[Items listed in a dataset]
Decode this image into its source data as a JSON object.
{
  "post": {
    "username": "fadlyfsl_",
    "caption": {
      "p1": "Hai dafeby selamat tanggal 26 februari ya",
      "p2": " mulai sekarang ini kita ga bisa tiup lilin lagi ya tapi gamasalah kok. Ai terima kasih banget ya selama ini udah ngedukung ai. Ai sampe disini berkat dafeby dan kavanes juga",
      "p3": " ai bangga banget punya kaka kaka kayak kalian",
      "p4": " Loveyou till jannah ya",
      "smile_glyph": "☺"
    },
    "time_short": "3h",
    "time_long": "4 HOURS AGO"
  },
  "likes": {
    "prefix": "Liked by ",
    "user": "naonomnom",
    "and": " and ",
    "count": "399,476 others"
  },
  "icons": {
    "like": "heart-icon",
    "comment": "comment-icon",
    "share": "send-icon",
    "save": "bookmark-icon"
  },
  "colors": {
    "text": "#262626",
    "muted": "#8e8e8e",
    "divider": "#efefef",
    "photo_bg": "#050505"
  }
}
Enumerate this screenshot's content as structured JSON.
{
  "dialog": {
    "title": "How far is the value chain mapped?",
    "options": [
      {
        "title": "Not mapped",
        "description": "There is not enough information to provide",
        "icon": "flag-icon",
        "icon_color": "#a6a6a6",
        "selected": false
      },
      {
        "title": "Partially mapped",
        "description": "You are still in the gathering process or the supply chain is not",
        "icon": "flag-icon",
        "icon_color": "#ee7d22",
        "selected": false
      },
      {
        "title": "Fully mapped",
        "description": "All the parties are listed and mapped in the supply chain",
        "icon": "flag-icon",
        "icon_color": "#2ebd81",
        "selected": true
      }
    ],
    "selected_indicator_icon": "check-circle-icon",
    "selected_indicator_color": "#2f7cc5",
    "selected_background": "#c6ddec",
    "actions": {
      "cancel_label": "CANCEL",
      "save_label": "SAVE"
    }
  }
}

**DESCRIPTION OF THE TASK**
Word for word, extract all the records.

**IN RESPONSE**
Decode this image into its source data as a JSON object.
{
  "post": {
    "username": "fadlyfsl_",
    "caption": {
      "p1": "Hai dafeby selamat tanggal 26 februari ya",
      "p2": " mulai sekarang ini kita ga bisa tiup lilin lagi ya tapi gamasalah kok. Ai terima kasih banget ya selama ini udah ngedukung ai. Ai sampe disini berkat dafeby dan kavanes juga",
      "p3": " ai bangga banget punya kaka kaka kayak kalian",
      "p4": " Loveyou till jannah ya",
      "smile_glyph": "☺"
    },
    "time_short": "3h",
    "time_long": "4 HOURS AGO"
  },
  "likes": {
    "prefix": "Liked by ",
    "user": "naonomnom",
    "and": " and ",
    "count": "399,476 others"
  },
  "icons": {
    "like": "heart-icon",
    "comment": "comment-icon",
    "share": "send-icon",
    "save": "bookmark-icon"
  },
  "colors": {
    "text": "#262626",
    "muted": "#8e8e8e",
    "divider": "#efefef",
    "photo_bg": "#050505"
  }
}
Enumerate this screenshot's content as structured JSON.
{
  "dialog": {
    "title": "How far is the value chain mapped?",
    "options": [
      {
        "title": "Not mapped",
        "description": "There is not enough information to provide",
        "icon": "flag-icon",
        "icon_color": "#a6a6a6",
        "selected": false
      },
      {
        "title": "Partially mapped",
        "description": "You are still in the gathering process or the supply chain is not",
        "icon": "flag-icon",
        "icon_color": "#ee7d22",
        "selected": false
      },
      {
        "title": "Fully mapped",
        "description": "All the parties are listed and mapped in the supply chain",
        "icon": "flag-icon",
        "icon_color": "#2ebd81",
        "selected": true
      }
    ],
    "selected_indicator_icon": "check-circle-icon",
    "selected_indicator_color": "#2f7cc5",
    "selected_background": "#c6ddec",
    "actions": {
      "cancel_label": "CANCEL",
      "save_label": "SAVE"
    }
  }
}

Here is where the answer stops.